Task instructions: Look below and pull out each line with the word "marker".

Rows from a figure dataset
— Begin —
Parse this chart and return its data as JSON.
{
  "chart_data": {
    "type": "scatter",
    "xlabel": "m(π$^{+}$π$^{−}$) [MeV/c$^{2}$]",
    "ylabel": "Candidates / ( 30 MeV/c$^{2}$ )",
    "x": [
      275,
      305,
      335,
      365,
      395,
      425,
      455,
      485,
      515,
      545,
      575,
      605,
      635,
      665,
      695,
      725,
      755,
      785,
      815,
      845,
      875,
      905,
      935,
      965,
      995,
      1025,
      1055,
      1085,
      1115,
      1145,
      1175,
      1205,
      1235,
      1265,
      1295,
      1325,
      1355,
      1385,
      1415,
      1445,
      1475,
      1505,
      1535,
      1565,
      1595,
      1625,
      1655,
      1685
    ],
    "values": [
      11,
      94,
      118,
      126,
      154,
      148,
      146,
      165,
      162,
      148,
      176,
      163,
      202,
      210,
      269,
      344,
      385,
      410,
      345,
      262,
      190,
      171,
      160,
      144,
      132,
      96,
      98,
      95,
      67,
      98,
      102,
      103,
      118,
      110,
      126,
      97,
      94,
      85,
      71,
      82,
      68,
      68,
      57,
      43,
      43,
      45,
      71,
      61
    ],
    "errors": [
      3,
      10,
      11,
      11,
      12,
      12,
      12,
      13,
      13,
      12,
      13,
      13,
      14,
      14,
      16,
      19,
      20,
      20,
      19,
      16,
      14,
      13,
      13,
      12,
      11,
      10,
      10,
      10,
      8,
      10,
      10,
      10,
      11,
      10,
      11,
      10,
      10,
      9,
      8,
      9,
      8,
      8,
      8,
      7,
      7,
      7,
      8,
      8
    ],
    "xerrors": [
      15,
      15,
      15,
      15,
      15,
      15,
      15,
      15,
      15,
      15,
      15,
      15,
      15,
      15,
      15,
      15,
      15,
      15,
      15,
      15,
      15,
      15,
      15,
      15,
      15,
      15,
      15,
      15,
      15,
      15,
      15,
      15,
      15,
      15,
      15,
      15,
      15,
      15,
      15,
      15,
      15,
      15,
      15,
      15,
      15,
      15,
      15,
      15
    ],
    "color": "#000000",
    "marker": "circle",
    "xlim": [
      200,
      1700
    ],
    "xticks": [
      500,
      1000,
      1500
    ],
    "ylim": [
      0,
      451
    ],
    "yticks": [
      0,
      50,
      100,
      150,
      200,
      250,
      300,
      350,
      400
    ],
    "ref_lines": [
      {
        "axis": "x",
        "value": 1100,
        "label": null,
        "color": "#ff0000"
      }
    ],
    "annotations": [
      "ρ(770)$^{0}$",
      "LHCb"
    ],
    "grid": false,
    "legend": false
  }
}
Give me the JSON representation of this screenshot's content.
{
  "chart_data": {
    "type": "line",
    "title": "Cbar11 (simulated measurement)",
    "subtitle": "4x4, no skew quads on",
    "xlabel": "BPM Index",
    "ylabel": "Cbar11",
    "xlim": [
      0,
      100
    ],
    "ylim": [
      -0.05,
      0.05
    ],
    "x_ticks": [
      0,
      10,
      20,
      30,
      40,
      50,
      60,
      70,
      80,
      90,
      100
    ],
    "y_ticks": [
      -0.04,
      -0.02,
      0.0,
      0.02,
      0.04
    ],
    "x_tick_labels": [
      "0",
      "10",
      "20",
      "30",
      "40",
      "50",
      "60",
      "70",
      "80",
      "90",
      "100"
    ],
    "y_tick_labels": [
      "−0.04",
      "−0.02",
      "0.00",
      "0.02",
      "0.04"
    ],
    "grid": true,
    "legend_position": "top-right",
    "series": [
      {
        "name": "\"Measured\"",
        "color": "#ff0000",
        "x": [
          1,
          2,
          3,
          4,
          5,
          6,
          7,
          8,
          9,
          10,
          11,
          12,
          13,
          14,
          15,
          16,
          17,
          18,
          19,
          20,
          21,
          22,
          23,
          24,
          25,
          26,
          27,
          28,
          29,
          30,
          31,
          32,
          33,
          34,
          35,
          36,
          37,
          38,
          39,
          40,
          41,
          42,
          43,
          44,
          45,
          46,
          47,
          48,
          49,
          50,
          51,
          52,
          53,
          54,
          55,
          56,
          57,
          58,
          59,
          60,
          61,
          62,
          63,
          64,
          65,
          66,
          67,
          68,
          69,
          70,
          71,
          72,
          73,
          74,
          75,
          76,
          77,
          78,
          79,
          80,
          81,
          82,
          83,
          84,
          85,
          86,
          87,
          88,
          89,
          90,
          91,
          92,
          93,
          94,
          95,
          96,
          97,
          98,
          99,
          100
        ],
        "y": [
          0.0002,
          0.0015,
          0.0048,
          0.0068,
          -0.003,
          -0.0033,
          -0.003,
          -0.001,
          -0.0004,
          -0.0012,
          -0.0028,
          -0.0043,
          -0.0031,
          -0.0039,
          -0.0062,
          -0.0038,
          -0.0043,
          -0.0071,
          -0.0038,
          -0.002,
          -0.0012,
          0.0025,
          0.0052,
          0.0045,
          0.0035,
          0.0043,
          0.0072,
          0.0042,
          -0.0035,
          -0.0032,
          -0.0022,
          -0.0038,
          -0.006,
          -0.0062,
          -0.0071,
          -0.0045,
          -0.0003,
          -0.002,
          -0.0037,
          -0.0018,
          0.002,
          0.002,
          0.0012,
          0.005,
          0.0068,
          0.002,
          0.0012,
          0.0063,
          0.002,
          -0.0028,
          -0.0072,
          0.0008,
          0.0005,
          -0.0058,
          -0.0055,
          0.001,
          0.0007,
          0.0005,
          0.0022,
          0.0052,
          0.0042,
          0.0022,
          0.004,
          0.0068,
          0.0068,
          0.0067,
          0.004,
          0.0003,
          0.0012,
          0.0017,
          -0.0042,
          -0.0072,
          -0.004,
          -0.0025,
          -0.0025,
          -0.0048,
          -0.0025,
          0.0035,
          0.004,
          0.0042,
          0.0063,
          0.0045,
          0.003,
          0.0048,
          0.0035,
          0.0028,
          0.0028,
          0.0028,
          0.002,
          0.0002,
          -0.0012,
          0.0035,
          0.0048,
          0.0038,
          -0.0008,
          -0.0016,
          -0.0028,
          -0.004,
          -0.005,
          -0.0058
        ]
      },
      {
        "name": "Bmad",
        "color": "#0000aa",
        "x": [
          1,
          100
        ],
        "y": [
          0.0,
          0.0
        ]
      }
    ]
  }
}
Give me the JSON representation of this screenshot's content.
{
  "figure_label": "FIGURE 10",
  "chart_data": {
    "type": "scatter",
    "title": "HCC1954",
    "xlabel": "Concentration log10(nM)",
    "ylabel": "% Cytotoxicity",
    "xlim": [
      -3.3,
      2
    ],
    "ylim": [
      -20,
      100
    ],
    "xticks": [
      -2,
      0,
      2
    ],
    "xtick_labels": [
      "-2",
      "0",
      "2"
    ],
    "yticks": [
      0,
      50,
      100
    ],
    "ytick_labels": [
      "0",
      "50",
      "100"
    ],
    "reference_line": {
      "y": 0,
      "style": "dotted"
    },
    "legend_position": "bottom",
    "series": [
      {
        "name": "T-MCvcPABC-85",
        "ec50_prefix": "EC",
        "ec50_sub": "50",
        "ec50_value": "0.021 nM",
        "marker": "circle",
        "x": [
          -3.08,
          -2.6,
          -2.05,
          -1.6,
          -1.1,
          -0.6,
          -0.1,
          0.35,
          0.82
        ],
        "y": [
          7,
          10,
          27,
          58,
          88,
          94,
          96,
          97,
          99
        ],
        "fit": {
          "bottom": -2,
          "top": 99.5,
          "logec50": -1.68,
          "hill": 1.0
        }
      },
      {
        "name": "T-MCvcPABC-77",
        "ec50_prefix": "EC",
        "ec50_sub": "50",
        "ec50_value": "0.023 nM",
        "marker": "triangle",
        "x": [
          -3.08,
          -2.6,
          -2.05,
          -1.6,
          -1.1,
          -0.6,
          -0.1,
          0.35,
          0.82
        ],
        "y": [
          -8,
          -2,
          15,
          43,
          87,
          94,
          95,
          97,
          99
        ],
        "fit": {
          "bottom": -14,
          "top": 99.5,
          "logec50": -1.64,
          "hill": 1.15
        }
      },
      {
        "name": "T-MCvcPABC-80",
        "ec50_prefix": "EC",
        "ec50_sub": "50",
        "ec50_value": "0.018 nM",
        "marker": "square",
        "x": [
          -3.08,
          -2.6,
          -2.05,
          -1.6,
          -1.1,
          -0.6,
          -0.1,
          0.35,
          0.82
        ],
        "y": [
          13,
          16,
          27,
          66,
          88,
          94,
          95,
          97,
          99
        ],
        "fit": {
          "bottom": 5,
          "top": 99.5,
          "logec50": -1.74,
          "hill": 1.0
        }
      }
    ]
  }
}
— End —
The response:
    "marker": "circle",
        "marker": "circle",
        "marker": "triangle",
        "marker": "square",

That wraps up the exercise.